_Task instructions_
Where a line below holds the string "title", copy that line.

▼

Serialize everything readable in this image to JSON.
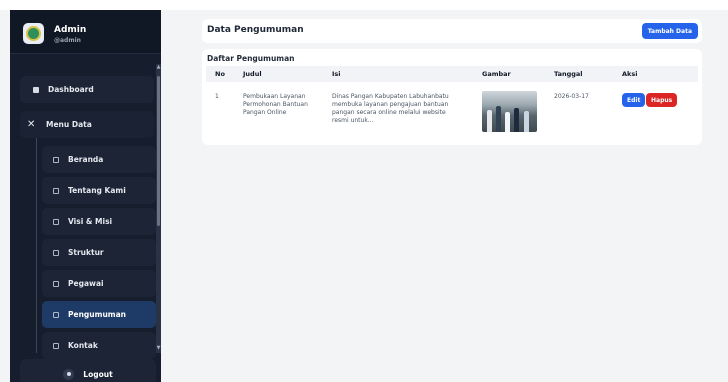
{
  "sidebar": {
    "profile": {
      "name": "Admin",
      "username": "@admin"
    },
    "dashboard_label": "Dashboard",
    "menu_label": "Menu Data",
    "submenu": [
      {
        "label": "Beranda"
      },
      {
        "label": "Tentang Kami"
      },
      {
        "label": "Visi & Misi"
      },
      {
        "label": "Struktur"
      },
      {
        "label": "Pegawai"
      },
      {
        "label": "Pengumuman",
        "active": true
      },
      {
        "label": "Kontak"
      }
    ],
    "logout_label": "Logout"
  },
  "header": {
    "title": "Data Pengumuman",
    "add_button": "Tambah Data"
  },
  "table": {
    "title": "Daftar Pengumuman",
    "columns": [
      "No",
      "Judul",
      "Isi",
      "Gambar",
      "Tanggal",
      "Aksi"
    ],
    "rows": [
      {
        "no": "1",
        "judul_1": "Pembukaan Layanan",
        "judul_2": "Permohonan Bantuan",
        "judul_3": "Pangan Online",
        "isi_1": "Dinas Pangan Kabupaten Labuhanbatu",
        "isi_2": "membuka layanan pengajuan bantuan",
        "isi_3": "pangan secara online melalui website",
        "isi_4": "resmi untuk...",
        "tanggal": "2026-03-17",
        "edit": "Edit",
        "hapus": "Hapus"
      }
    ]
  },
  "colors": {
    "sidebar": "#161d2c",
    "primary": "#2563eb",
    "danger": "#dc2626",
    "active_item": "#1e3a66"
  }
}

▲

_Answer to this exercise_
    "title": "Data Pengumuman",
    "title": "Daftar Pengumuman",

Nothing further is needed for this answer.